◆ What the task requires: Will you print the material below without altering a single character?

◆ Recorded information:
*-*-*
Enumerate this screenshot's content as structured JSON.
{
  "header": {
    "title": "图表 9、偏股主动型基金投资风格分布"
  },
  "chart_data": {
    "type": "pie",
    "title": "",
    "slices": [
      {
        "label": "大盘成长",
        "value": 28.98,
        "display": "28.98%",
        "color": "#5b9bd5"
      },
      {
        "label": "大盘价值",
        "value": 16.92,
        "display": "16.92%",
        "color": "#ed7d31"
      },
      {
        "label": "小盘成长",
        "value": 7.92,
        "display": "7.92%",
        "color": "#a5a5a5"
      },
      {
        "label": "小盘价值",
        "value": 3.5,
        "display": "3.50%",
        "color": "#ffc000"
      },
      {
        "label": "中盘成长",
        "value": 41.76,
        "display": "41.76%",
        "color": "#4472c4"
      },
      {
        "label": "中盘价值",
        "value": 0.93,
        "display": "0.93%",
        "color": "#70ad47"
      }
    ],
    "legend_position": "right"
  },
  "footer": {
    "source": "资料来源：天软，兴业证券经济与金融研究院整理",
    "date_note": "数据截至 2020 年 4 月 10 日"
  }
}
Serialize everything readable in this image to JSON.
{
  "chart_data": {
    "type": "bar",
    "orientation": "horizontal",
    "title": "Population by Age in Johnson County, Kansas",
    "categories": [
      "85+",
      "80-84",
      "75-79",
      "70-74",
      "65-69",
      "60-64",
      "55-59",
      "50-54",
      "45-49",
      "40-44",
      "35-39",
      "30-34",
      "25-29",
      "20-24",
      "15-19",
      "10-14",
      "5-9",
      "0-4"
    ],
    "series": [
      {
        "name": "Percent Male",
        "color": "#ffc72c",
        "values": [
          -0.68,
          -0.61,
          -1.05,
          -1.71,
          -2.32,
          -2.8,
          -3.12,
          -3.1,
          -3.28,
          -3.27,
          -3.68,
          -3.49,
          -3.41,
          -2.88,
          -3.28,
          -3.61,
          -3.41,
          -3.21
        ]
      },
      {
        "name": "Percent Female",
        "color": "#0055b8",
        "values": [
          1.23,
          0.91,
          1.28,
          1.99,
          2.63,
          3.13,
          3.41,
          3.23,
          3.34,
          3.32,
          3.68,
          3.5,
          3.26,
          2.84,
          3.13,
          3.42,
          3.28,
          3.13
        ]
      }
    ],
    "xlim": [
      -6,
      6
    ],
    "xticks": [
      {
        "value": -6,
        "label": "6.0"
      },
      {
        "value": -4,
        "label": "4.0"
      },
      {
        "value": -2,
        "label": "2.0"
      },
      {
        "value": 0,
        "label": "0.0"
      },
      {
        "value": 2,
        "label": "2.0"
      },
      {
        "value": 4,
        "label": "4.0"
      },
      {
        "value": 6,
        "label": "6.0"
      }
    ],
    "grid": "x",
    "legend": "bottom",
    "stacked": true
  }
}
*-*-*
◆ Full solution:
Enumerate this screenshot's content as structured JSON.
{
  "header": {
    "title": "图表 9、偏股主动型基金投资风格分布"
  },
  "chart_data": {
    "type": "pie",
    "title": "",
    "slices": [
      {
        "label": "大盘成长",
        "value": 28.98,
        "display": "28.98%",
        "color": "#5b9bd5"
      },
      {
        "label": "大盘价值",
        "value": 16.92,
        "display": "16.92%",
        "color": "#ed7d31"
      },
      {
        "label": "小盘成长",
        "value": 7.92,
        "display": "7.92%",
        "color": "#a5a5a5"
      },
      {
        "label": "小盘价值",
        "value": 3.5,
        "display": "3.50%",
        "color": "#ffc000"
      },
      {
        "label": "中盘成长",
        "value": 41.76,
        "display": "41.76%",
        "color": "#4472c4"
      },
      {
        "label": "中盘价值",
        "value": 0.93,
        "display": "0.93%",
        "color": "#70ad47"
      }
    ],
    "legend_position": "right"
  },
  "footer": {
    "source": "资料来源：天软，兴业证券经济与金融研究院整理",
    "date_note": "数据截至 2020 年 4 月 10 日"
  }
}
Serialize everything readable in this image to JSON.
{
  "chart_data": {
    "type": "bar",
    "orientation": "horizontal",
    "title": "Population by Age in Johnson County, Kansas",
    "categories": [
      "85+",
      "80-84",
      "75-79",
      "70-74",
      "65-69",
      "60-64",
      "55-59",
      "50-54",
      "45-49",
      "40-44",
      "35-39",
      "30-34",
      "25-29",
      "20-24",
      "15-19",
      "10-14",
      "5-9",
      "0-4"
    ],
    "series": [
      {
        "name": "Percent Male",
        "color": "#ffc72c",
        "values": [
          -0.68,
          -0.61,
          -1.05,
          -1.71,
          -2.32,
          -2.8,
          -3.12,
          -3.1,
          -3.28,
          -3.27,
          -3.68,
          -3.49,
          -3.41,
          -2.88,
          -3.28,
          -3.61,
          -3.41,
          -3.21
        ]
      },
      {
        "name": "Percent Female",
        "color": "#0055b8",
        "values": [
          1.23,
          0.91,
          1.28,
          1.99,
          2.63,
          3.13,
          3.41,
          3.23,
          3.34,
          3.32,
          3.68,
          3.5,
          3.26,
          2.84,
          3.13,
          3.42,
          3.28,
          3.13
        ]
      }
    ],
    "xlim": [
      -6,
      6
    ],
    "xticks": [
      {
        "value": -6,
        "label": "6.0"
      },
      {
        "value": -4,
        "label": "4.0"
      },
      {
        "value": -2,
        "label": "2.0"
      },
      {
        "value": 0,
        "label": "0.0"
      },
      {
        "value": 2,
        "label": "2.0"
      },
      {
        "value": 4,
        "label": "4.0"
      },
      {
        "value": 6,
        "label": "6.0"
      }
    ],
    "grid": "x",
    "legend": "bottom",
    "stacked": true
  }
}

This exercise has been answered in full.